**EXERCISE TASK**
Restate the entries below verbatim.

**EXTRACTED RECORDS**
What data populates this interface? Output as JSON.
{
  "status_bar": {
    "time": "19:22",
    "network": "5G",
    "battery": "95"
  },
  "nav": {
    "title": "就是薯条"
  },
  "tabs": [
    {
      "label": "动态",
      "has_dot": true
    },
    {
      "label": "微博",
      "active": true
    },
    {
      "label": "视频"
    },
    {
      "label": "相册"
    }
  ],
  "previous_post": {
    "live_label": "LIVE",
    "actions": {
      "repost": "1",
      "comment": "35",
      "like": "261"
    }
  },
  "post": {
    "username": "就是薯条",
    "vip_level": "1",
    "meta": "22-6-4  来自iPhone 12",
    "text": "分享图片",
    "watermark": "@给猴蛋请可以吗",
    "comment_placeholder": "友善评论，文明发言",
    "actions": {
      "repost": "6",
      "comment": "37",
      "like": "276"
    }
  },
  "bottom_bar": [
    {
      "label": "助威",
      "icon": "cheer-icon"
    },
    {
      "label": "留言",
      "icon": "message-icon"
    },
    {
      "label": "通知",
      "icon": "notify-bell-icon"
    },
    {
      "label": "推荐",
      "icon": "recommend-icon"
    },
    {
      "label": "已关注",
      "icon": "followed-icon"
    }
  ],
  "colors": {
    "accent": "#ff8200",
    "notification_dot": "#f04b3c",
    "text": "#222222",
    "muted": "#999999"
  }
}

**SOLUTION FOR THIS PROBLEM**
What data populates this interface? Output as JSON.
{
  "status_bar": {
    "time": "19:22",
    "network": "5G",
    "battery": "95"
  },
  "nav": {
    "title": "就是薯条"
  },
  "tabs": [
    {
      "label": "动态",
      "has_dot": true
    },
    {
      "label": "微博",
      "active": true
    },
    {
      "label": "视频"
    },
    {
      "label": "相册"
    }
  ],
  "previous_post": {
    "live_label": "LIVE",
    "actions": {
      "repost": "1",
      "comment": "35",
      "like": "261"
    }
  },
  "post": {
    "username": "就是薯条",
    "vip_level": "1",
    "meta": "22-6-4  来自iPhone 12",
    "text": "分享图片",
    "watermark": "@给猴蛋请可以吗",
    "comment_placeholder": "友善评论，文明发言",
    "actions": {
      "repost": "6",
      "comment": "37",
      "like": "276"
    }
  },
  "bottom_bar": [
    {
      "label": "助威",
      "icon": "cheer-icon"
    },
    {
      "label": "留言",
      "icon": "message-icon"
    },
    {
      "label": "通知",
      "icon": "notify-bell-icon"
    },
    {
      "label": "推荐",
      "icon": "recommend-icon"
    },
    {
      "label": "已关注",
      "icon": "followed-icon"
    }
  ],
  "colors": {
    "accent": "#ff8200",
    "notification_dot": "#f04b3c",
    "text": "#222222",
    "muted": "#999999"
  }
}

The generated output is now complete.